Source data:
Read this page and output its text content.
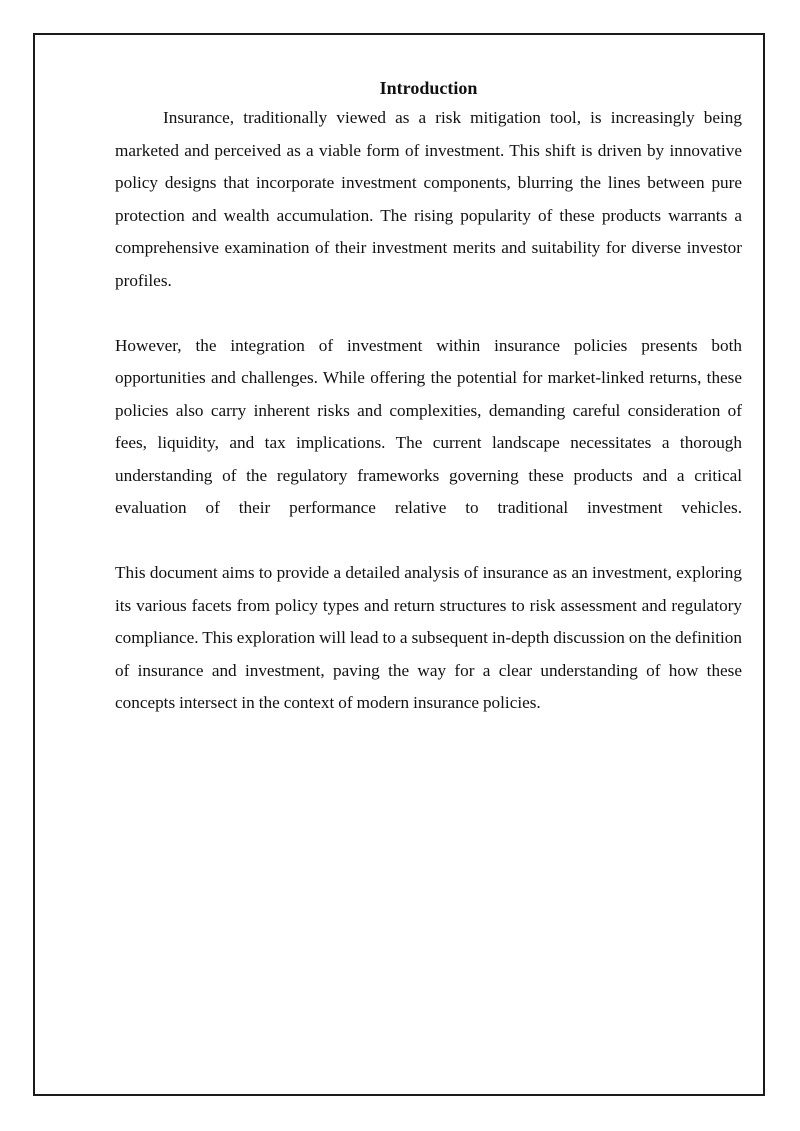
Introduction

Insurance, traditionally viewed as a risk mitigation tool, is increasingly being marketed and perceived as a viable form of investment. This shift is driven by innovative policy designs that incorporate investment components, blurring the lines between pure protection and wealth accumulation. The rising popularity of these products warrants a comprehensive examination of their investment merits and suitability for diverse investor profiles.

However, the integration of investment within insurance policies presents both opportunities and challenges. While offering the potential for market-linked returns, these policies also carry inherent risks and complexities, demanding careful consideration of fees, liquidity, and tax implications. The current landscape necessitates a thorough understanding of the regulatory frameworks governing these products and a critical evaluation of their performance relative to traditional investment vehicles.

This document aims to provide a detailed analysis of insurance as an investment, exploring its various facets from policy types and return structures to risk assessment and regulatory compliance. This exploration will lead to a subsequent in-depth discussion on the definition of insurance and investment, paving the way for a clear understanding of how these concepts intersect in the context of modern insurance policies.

...

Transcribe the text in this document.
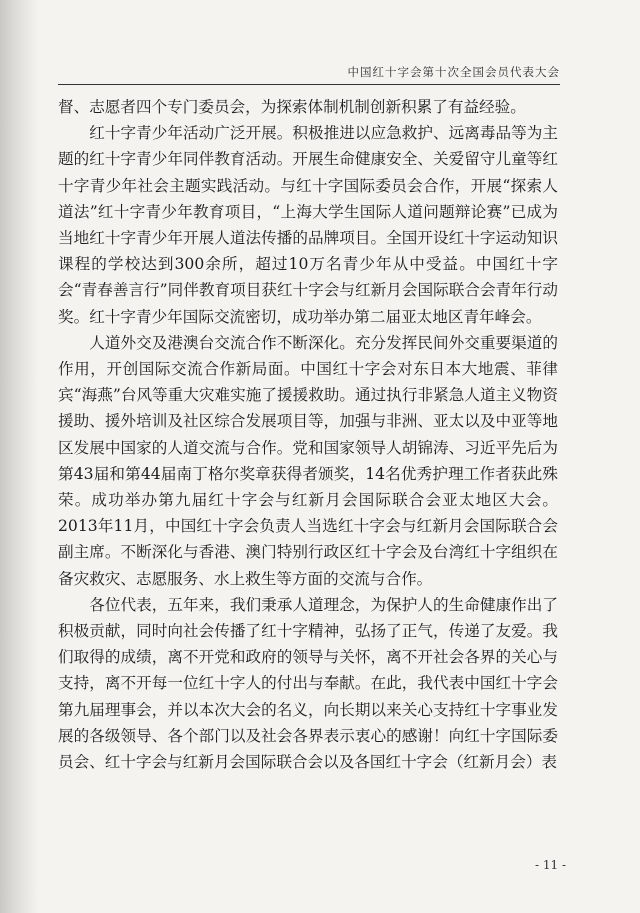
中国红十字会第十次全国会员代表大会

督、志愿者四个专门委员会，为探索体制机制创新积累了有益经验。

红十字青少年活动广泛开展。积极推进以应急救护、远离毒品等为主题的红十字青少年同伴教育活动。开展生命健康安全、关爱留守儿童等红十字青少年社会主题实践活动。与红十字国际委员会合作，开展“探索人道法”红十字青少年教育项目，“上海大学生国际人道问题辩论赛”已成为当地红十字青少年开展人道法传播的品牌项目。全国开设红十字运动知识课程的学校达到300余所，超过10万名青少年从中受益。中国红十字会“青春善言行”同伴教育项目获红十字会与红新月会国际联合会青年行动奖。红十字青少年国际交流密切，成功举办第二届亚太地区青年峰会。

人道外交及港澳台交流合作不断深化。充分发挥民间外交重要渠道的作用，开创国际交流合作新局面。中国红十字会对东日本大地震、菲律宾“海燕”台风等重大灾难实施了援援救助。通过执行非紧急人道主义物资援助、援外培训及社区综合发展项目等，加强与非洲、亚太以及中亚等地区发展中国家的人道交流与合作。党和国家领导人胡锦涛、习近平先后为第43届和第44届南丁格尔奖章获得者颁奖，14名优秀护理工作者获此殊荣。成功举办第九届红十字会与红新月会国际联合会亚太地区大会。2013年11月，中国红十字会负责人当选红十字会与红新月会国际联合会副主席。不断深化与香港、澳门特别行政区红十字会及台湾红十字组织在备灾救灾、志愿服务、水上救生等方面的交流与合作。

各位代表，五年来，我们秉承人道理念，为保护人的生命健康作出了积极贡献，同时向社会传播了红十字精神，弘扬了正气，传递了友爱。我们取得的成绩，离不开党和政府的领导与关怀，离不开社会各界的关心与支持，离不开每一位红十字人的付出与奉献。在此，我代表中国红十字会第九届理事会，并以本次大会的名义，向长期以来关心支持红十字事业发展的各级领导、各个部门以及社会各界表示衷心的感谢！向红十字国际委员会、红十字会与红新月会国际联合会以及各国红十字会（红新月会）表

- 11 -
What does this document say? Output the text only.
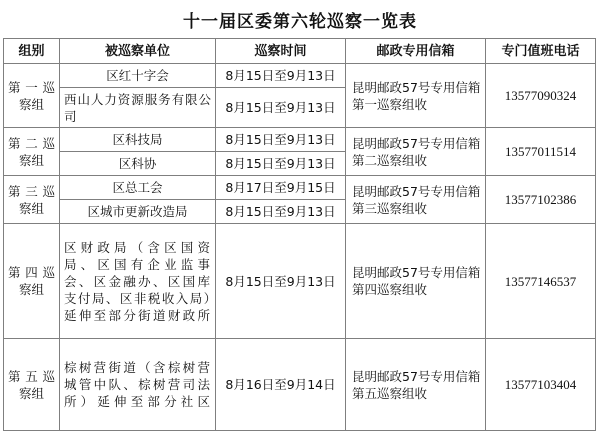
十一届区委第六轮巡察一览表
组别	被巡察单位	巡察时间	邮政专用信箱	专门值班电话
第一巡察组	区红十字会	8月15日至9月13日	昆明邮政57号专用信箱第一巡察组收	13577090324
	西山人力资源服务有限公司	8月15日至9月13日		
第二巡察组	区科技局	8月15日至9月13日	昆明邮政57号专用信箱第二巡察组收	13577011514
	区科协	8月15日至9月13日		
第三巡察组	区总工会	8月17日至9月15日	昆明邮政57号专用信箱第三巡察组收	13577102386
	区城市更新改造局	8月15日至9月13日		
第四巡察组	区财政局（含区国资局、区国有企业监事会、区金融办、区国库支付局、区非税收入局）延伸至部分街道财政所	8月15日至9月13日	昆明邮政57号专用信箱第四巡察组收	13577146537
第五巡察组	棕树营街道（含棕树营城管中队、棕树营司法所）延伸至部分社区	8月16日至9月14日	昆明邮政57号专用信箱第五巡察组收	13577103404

What is being asked: Determine the number of lines in the listing that contain the string "document". Write that number and nothing else.

Answer below: 3